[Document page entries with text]
□ □ □ □ □

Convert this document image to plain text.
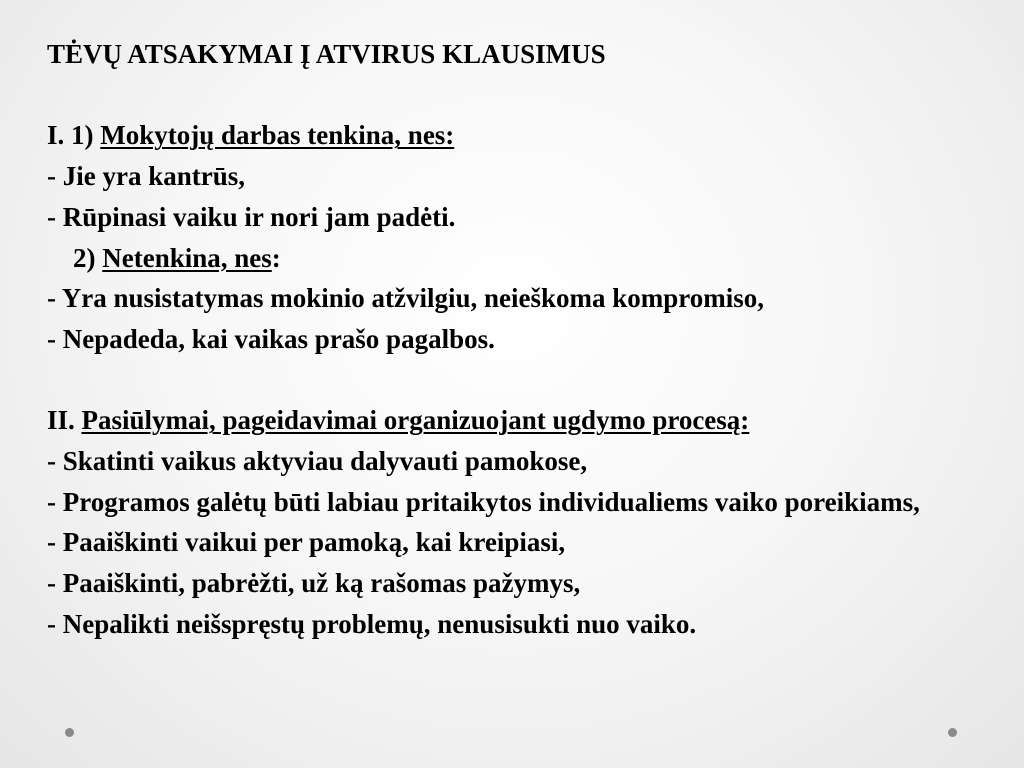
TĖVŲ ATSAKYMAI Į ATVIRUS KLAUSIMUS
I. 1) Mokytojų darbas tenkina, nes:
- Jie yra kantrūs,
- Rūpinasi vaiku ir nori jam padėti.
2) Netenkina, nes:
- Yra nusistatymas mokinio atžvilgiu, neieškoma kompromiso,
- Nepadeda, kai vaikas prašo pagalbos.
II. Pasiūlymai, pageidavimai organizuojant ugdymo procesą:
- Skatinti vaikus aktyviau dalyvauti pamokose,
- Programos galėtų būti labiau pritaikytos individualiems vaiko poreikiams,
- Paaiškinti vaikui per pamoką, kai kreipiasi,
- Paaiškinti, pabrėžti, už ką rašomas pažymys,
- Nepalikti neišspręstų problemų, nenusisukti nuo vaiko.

□ □ □ □ □

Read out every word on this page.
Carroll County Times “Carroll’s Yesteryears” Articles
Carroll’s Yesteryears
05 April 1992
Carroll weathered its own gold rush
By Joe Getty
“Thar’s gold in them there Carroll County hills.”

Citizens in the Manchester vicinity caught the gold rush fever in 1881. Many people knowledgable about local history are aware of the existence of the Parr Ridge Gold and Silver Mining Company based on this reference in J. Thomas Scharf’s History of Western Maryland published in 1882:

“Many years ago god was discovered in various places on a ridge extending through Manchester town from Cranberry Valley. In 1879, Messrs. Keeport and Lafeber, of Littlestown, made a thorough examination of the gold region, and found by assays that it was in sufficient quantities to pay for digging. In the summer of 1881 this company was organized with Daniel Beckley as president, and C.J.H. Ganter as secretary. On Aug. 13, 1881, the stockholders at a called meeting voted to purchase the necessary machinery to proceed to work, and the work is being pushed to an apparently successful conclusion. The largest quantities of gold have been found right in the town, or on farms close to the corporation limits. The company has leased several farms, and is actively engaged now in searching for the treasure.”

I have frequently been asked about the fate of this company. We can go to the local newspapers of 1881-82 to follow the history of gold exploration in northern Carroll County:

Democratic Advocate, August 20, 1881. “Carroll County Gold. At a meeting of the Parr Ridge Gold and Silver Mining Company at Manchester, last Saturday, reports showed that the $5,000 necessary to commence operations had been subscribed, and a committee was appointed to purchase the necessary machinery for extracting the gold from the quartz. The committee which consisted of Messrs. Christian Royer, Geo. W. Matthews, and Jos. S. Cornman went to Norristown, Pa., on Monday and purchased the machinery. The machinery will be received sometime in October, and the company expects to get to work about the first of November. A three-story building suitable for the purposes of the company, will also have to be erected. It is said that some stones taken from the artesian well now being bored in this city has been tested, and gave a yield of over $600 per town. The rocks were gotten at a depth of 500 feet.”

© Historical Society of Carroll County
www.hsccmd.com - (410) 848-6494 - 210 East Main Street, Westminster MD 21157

□ □ □ □ □

**ACTIVITY**: Among the entries, count how many lines hold the string "Yesteryears", then state only that number.

**REPLY TO THE EXERCISE**: 2